What to do: List each line of the data in which the string "Ubicación" appears.

Source data:
----------------------------------------
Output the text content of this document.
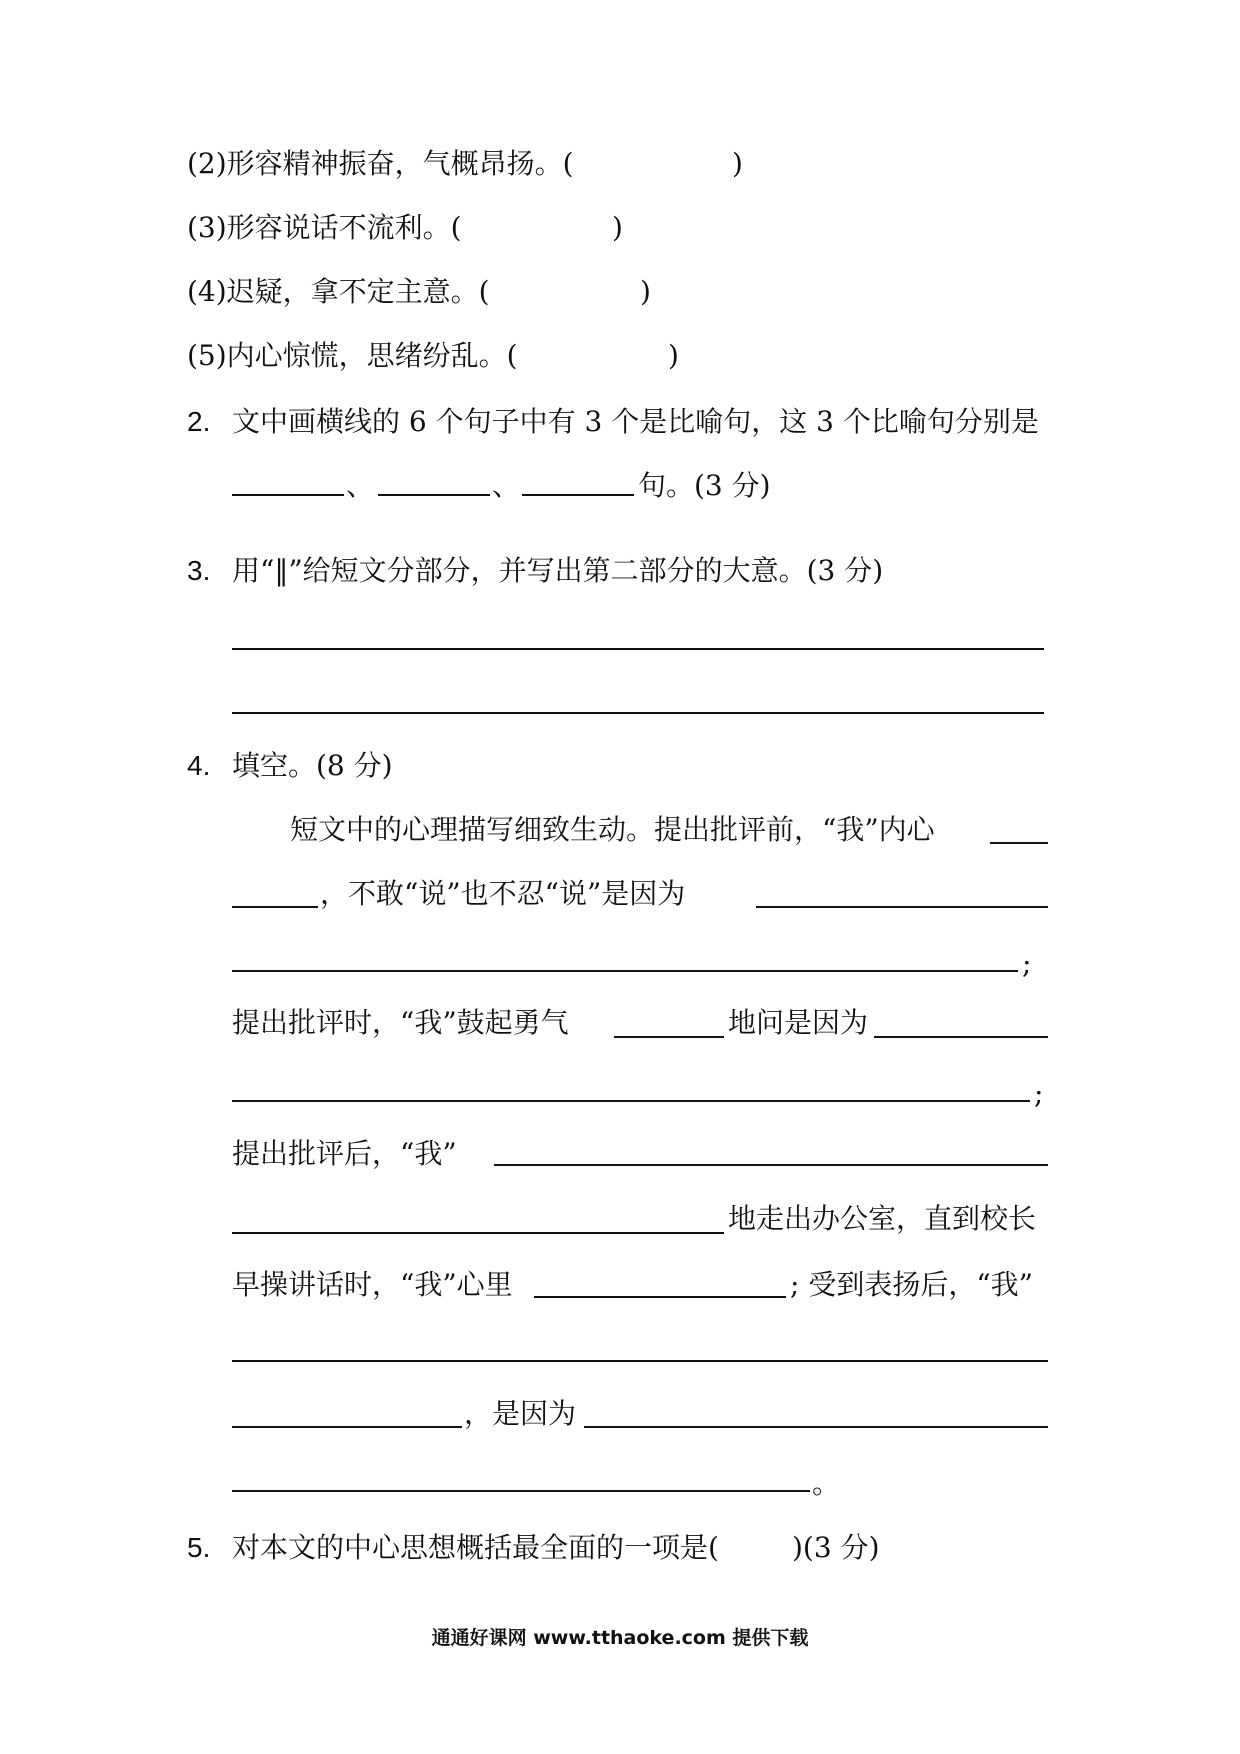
(2)形容精神振奋，气概昂扬。(	)
(3)形容说话不流利。(	)
(4)迟疑，拿不定主意。(	)
(5)内心惊慌，思绪纷乱。(	)
2. 文中画横线的 6 个句子中有 3 个是比喻句，这 3 个比喻句分别是
、	、	句。(3 分)
3. 用“‖”给短文分部分，并写出第二部分的大意。(3 分)
4. 填空。(8 分)
短文中的心理描写细致生动。提出批评前，“我”内心
，不敢“说”也不忍“说”是因为
;
提出批评时，“我”鼓起勇气	地问是因为
;
提出批评后，“我”
地走出办公室，直到校长
早操讲话时，“我”心里	; 受到表扬后，“我”
，是因为
。
5. 对本文的中心思想概括最全面的一项是(	)(3 分)
通通好课网 www.tthaoke.com 提供下载
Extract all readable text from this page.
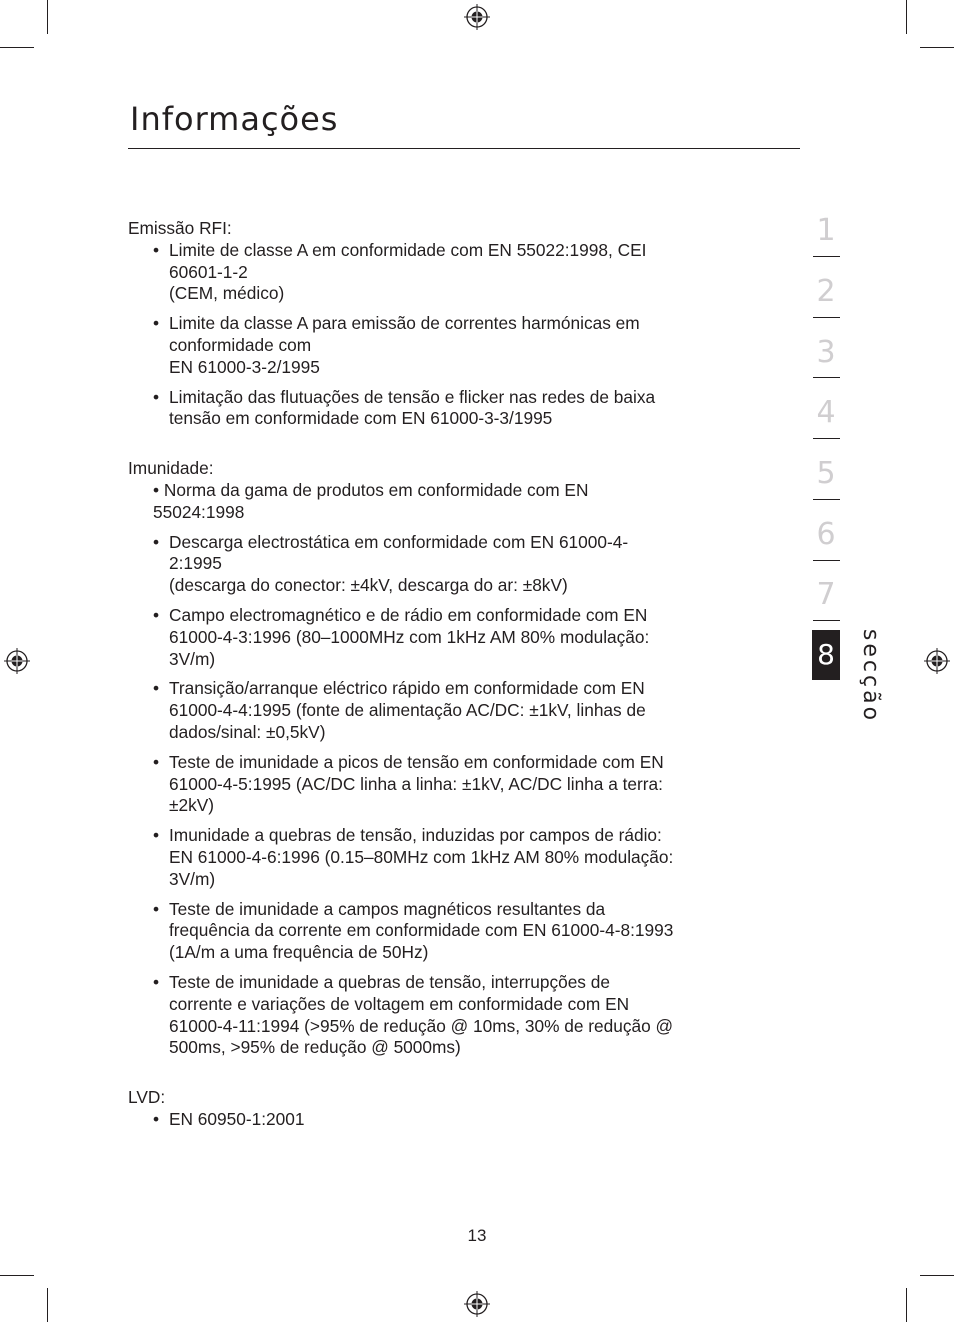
Informações

Emissão RFI:

• Limite de classe A em conformidade com EN 55022:1998, CEI
60601-1-2
(CEM, médico)
• Limite da classe A para emissão de correntes harmónicas em
conformidade com
EN 61000-3-2/1995
• Limitação das flutuações de tensão e flicker nas redes de baixa
tensão em conformidade com EN 61000-3-3/1995

Imunidade:

• Norma da gama de produtos em conformidade com EN
55024:1998
• Descarga electrostática em conformidade com EN 61000-4-
2:1995
(descarga do conector: ±4kV, descarga do ar: ±8kV)
• Campo electromagnético e de rádio em conformidade com EN
61000-4-3:1996 (80–1000MHz com 1kHz AM 80% modulação:
3V/m)
• Transição/arranque eléctrico rápido em conformidade com EN
61000-4-4:1995 (fonte de alimentação AC/DC: ±1kV, linhas de
dados/sinal: ±0,5kV)
• Teste de imunidade a picos de tensão em conformidade com EN
61000-4-5:1995 (AC/DC linha a linha: ±1kV, AC/DC linha a terra:
±2kV)
• Imunidade a quebras de tensão, induzidas por campos de rádio:
EN 61000-4-6:1996 (0.15–80MHz com 1kHz AM 80% modulação:
3V/m)
• Teste de imunidade a campos magnéticos resultantes da
frequência da corrente em conformidade com EN 61000-4-8:1993
(1A/m a uma frequência de 50Hz)
• Teste de imunidade a quebras de tensão, interrupções de
corrente e variações de voltagem em conformidade com EN
61000-4-11:1994 (>95% de redução @ 10ms, 30% de redução @
500ms, >95% de redução @ 5000ms)

LVD:

• EN 60950-1:2001
1
2
3
4
5
6
7
8 secção
13
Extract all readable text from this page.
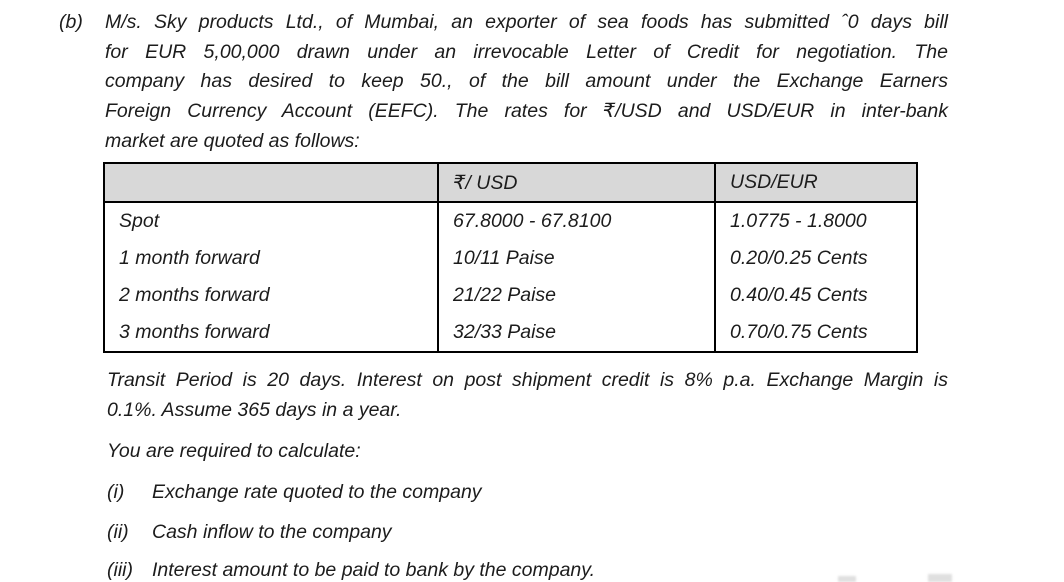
(b) M/s. Sky products Ltd., of Mumbai, an exporter of sea foods has submitted ˆ0 days bill
for EUR 5,00,000 drawn under an irrevocable Letter of Credit for negotiation. The
company has desired to keep 50., of the bill amount under the Exchange Earners
Foreign Currency Account (EEFC). The rates for ₹/USD and USD/EUR in inter-bank
market are quoted as follows:
	₹/ USD	USD/EUR
Spot	67.8000 - 67.8100	1.0775 - 1.8000
1 month forward	10/11 Paise	0.20/0.25 Cents
2 months forward	21/22 Paise	0.40/0.45 Cents
3 months forward	32/33 Paise	0.70/0.75 Cents
Transit Period is 20 days. Interest on post shipment credit is 8% p.a. Exchange Margin is
0.1%. Assume 365 days in a year.
You are required to calculate:
(i)	Exchange rate quoted to the company
(ii)	Cash inflow to the company
(iii) Interest amount to be paid to bank by the company.
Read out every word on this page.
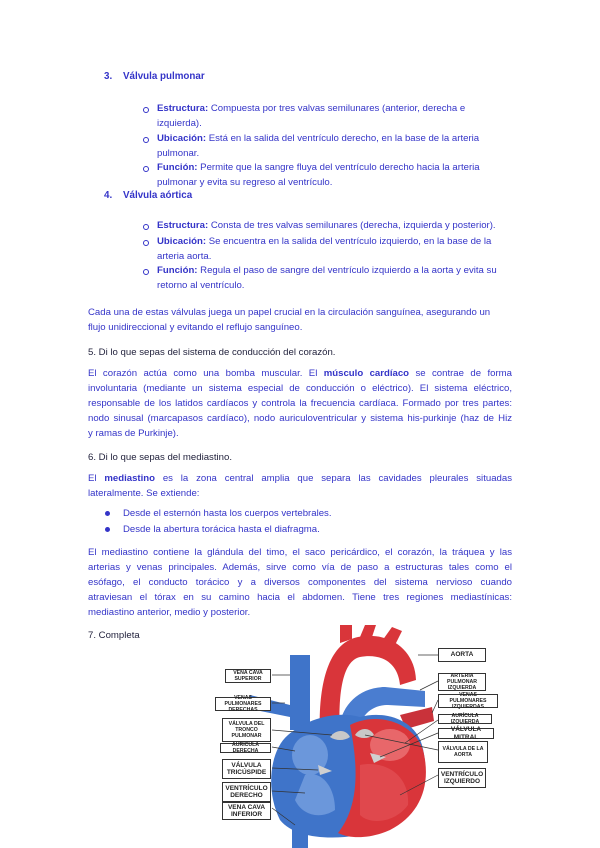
3. Válvula pulmonar
Estructura: Compuesta por tres valvas semilunares (anterior, derecha e
izquierda).
Ubicación: Está en la salida del ventrículo derecho, en la base de la arteria
pulmonar.
Función: Permite que la sangre fluya del ventrículo derecho hacia la arteria
pulmonar y evita su regreso al ventrículo.
4. Válvula aórtica
Estructura: Consta de tres valvas semilunares (derecha, izquierda y posterior).
Ubicación: Se encuentra en la salida del ventrículo izquierdo, en la base de la
arteria aorta.
Función: Regula el paso de sangre del ventrículo izquierdo a la aorta y evita su
retorno al ventrículo.
Cada una de estas válvulas juega un papel crucial en la circulación sanguínea, asegurando un
flujo unidireccional y evitando el reflujo sanguíneo.
5. Di lo que sepas del sistema de conducción del corazón.
El corazón actúa como una bomba muscular. El músculo cardíaco se contrae de forma
involuntaria (mediante un sistema especial de conducción o eléctrico). El sistema eléctrico,
responsable de los latidos cardíacos y controla la frecuencia cardíaca. Formado por tres partes:
nodo sinusal (marcapasos cardíaco), nodo auriculoventricular y sistema his-purkinje (haz de Hiz
y ramas de Purkinje).
6. Di lo que sepas del mediastino.
El mediastino es la zona central amplia que separa las cavidades pleurales situadas
lateralmente. Se extiende:
Desde el esternón hasta los cuerpos vertebrales.
Desde la abertura torácica hasta el diafragma.
El mediastino contiene la glándula del timo, el saco pericárdico, el corazón, la tráquea y las
arterias y venas principales. Además, sirve como vía de paso a estructuras tales como el
esófago, el conducto torácico y a diversos componentes del sistema nervioso cuando
atraviesan el tórax en su camino hacia el abdomen. Tiene tres regiones mediastínicas:
mediastino anterior, medio y posterior.
7. Completa
VENA CAVA SUPERIOR
VENAS PULMONARES DERECHAS
VÁLVULA DEL TRONCO PULMONAR
AURÍCULA DERECHA
VÁLVULA TRICÚSPIDE
VENTRÍCULO DERECHO
VENA CAVA INFERIOR
AORTA
ARTERIA PULMONAR IZQUIERDA
VENAS PULMONARES IZQUIERDAS
AURÍCULA IZQUIERDA
VÁLVULA MITRAL
VÁLVULA DE LA AORTA
VENTRÍCULO IZQUIERDO
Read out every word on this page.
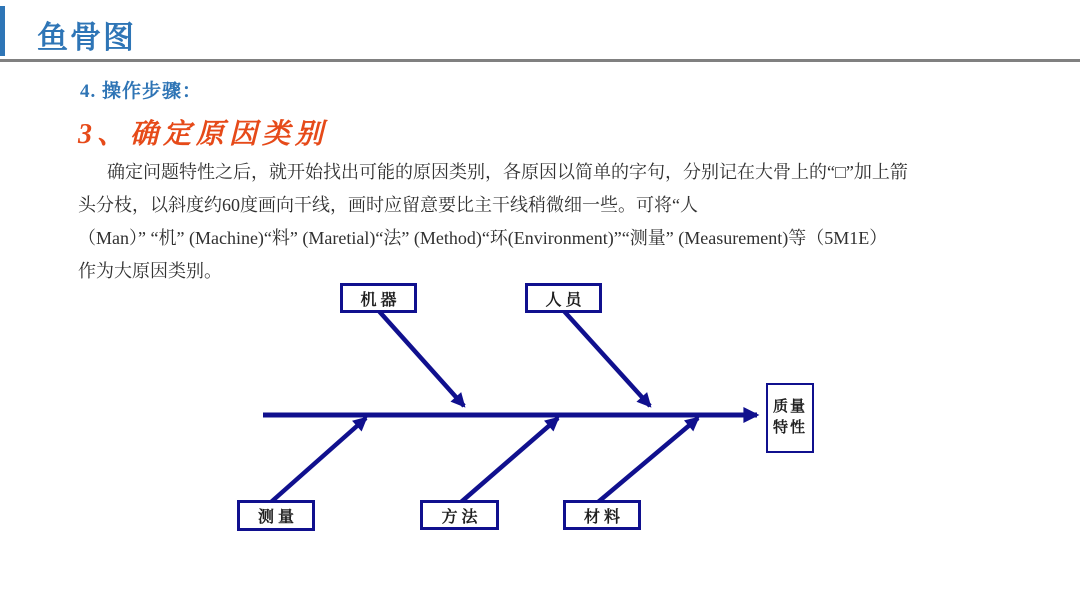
鱼骨图
4. 操作步骤：
3、确定原因类别
确定问题特性之后，就开始找出可能的原因类别，各原因以简单的字句，分别记在大骨上的“□”加上箭
头分枝，以斜度约60度画向干线，画时应留意要比主干线稍微细一些。可将“人
（Man）” “机” (Machine)“料” (Maretial)“法” (Method)“环(Environment)”“测量” (Measurement)等（5M1E）
作为大原因类别。
机器	人员
测量	方法	材料
质量
特性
----------------------------------------
The response:
Ubicación: Está en la salida del ventrículo derecho, en la base de la arteria
Ubicación: Se encuentra en la salida del ventrículo izquierdo, en la base de la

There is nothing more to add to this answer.